--- Start ---

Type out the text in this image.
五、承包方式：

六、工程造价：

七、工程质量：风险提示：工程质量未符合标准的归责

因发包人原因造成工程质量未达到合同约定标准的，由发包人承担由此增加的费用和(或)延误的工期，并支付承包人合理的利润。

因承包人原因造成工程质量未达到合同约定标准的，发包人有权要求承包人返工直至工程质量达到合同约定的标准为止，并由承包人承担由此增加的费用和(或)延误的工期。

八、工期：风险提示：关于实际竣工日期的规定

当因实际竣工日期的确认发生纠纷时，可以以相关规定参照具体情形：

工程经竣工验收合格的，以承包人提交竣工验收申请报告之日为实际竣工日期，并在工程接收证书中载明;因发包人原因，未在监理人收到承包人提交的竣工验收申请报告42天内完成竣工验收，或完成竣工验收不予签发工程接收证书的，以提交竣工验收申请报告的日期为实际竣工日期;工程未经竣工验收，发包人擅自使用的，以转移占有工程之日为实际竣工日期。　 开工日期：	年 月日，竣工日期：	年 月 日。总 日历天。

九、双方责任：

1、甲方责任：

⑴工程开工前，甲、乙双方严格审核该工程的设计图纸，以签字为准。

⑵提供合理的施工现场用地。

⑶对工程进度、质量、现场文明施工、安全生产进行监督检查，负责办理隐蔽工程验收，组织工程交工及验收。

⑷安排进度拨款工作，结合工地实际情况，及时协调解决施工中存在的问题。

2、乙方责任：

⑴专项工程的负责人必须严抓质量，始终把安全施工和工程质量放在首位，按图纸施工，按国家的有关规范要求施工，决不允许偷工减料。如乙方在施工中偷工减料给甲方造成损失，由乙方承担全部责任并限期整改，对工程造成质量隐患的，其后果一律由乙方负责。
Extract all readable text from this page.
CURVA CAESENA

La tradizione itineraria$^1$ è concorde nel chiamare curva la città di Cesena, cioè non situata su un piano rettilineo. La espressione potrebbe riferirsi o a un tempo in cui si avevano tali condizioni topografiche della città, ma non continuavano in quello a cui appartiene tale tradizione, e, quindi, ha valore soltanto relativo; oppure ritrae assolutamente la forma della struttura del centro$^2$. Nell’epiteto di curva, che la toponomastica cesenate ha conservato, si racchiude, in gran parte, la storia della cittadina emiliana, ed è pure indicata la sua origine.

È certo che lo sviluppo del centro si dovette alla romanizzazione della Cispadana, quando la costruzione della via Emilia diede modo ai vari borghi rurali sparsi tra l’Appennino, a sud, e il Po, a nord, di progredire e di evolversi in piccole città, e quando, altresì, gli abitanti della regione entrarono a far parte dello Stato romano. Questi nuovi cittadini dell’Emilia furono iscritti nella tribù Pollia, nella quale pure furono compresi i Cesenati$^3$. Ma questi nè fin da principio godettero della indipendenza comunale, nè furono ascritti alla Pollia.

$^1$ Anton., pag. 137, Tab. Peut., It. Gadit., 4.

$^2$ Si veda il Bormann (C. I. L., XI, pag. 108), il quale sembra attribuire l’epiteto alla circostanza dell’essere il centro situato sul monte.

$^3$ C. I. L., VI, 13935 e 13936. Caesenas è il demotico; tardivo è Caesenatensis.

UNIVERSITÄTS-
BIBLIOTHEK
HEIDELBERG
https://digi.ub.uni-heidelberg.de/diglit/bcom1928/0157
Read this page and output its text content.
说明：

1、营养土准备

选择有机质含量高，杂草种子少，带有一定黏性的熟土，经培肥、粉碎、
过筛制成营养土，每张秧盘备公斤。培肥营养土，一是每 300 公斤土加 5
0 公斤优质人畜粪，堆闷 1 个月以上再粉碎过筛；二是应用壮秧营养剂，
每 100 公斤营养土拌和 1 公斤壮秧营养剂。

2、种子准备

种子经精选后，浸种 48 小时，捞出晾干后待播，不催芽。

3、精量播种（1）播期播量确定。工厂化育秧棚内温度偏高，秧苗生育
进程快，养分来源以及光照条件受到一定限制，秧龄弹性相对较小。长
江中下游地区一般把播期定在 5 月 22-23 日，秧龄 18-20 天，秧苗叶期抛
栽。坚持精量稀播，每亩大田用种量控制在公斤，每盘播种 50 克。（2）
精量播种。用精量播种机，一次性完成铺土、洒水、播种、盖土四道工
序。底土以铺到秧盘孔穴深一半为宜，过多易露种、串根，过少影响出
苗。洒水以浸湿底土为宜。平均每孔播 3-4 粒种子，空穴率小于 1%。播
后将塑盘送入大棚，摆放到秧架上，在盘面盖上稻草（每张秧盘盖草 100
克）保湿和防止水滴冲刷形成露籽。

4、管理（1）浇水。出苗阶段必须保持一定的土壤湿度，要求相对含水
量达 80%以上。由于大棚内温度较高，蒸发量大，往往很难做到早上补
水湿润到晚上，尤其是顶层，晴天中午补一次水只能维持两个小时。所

--- End ---

WHAT THE TASK ASKS: Restate every record exactly, leaving nothing out.

THE RESULT:
Type out the text in this image.
五、承包方式：

六、工程造价：

七、工程质量：风险提示：工程质量未符合标准的归责

因发包人原因造成工程质量未达到合同约定标准的，由发包人承担由此增加的费用和(或)延误的工期，并支付承包人合理的利润。

因承包人原因造成工程质量未达到合同约定标准的，发包人有权要求承包人返工直至工程质量达到合同约定的标准为止，并由承包人承担由此增加的费用和(或)延误的工期。

八、工期：风险提示：关于实际竣工日期的规定

当因实际竣工日期的确认发生纠纷时，可以以相关规定参照具体情形：

工程经竣工验收合格的，以承包人提交竣工验收申请报告之日为实际竣工日期，并在工程接收证书中载明;因发包人原因，未在监理人收到承包人提交的竣工验收申请报告42天内完成竣工验收，或完成竣工验收不予签发工程接收证书的，以提交竣工验收申请报告的日期为实际竣工日期;工程未经竣工验收，发包人擅自使用的，以转移占有工程之日为实际竣工日期。　 开工日期：	年 月日，竣工日期：	年 月 日。总 日历天。

九、双方责任：

1、甲方责任：

⑴工程开工前，甲、乙双方严格审核该工程的设计图纸，以签字为准。

⑵提供合理的施工现场用地。

⑶对工程进度、质量、现场文明施工、安全生产进行监督检查，负责办理隐蔽工程验收，组织工程交工及验收。

⑷安排进度拨款工作，结合工地实际情况，及时协调解决施工中存在的问题。

2、乙方责任：

⑴专项工程的负责人必须严抓质量，始终把安全施工和工程质量放在首位，按图纸施工，按国家的有关规范要求施工，决不允许偷工减料。如乙方在施工中偷工减料给甲方造成损失，由乙方承担全部责任并限期整改，对工程造成质量隐患的，其后果一律由乙方负责。
Extract all readable text from this page.
CURVA CAESENA

La tradizione itineraria$^1$ è concorde nel chiamare curva la città di Cesena, cioè non situata su un piano rettilineo. La espressione potrebbe riferirsi o a un tempo in cui si avevano tali condizioni topografiche della città, ma non continuavano in quello a cui appartiene tale tradizione, e, quindi, ha valore soltanto relativo; oppure ritrae assolutamente la forma della struttura del centro$^2$. Nell’epiteto di curva, che la toponomastica cesenate ha conservato, si racchiude, in gran parte, la storia della cittadina emiliana, ed è pure indicata la sua origine.

È certo che lo sviluppo del centro si dovette alla romanizzazione della Cispadana, quando la costruzione della via Emilia diede modo ai vari borghi rurali sparsi tra l’Appennino, a sud, e il Po, a nord, di progredire e di evolversi in piccole città, e quando, altresì, gli abitanti della regione entrarono a far parte dello Stato romano. Questi nuovi cittadini dell’Emilia furono iscritti nella tribù Pollia, nella quale pure furono compresi i Cesenati$^3$. Ma questi nè fin da principio godettero della indipendenza comunale, nè furono ascritti alla Pollia.

$^1$ Anton., pag. 137, Tab. Peut., It. Gadit., 4.

$^2$ Si veda il Bormann (C. I. L., XI, pag. 108), il quale sembra attribuire l’epiteto alla circostanza dell’essere il centro situato sul monte.

$^3$ C. I. L., VI, 13935 e 13936. Caesenas è il demotico; tardivo è Caesenatensis.

UNIVERSITÄTS-
BIBLIOTHEK
HEIDELBERG
https://digi.ub.uni-heidelberg.de/diglit/bcom1928/0157
Read this page and output its text content.
说明：

1、营养土准备

选择有机质含量高，杂草种子少，带有一定黏性的熟土，经培肥、粉碎、
过筛制成营养土，每张秧盘备公斤。培肥营养土，一是每 300 公斤土加 5
0 公斤优质人畜粪，堆闷 1 个月以上再粉碎过筛；二是应用壮秧营养剂，
每 100 公斤营养土拌和 1 公斤壮秧营养剂。

2、种子准备

种子经精选后，浸种 48 小时，捞出晾干后待播，不催芽。

3、精量播种（1）播期播量确定。工厂化育秧棚内温度偏高，秧苗生育
进程快，养分来源以及光照条件受到一定限制，秧龄弹性相对较小。长
江中下游地区一般把播期定在 5 月 22-23 日，秧龄 18-20 天，秧苗叶期抛
栽。坚持精量稀播，每亩大田用种量控制在公斤，每盘播种 50 克。（2）
精量播种。用精量播种机，一次性完成铺土、洒水、播种、盖土四道工
序。底土以铺到秧盘孔穴深一半为宜，过多易露种、串根，过少影响出
苗。洒水以浸湿底土为宜。平均每孔播 3-4 粒种子，空穴率小于 1%。播
后将塑盘送入大棚，摆放到秧架上，在盘面盖上稻草（每张秧盘盖草 100
克）保湿和防止水滴冲刷形成露籽。

4、管理（1）浇水。出苗阶段必须保持一定的土壤湿度，要求相对含水
量达 80%以上。由于大棚内温度较高，蒸发量大，往往很难做到早上补
水湿润到晚上，尤其是顶层，晴天中午补一次水只能维持两个小时。所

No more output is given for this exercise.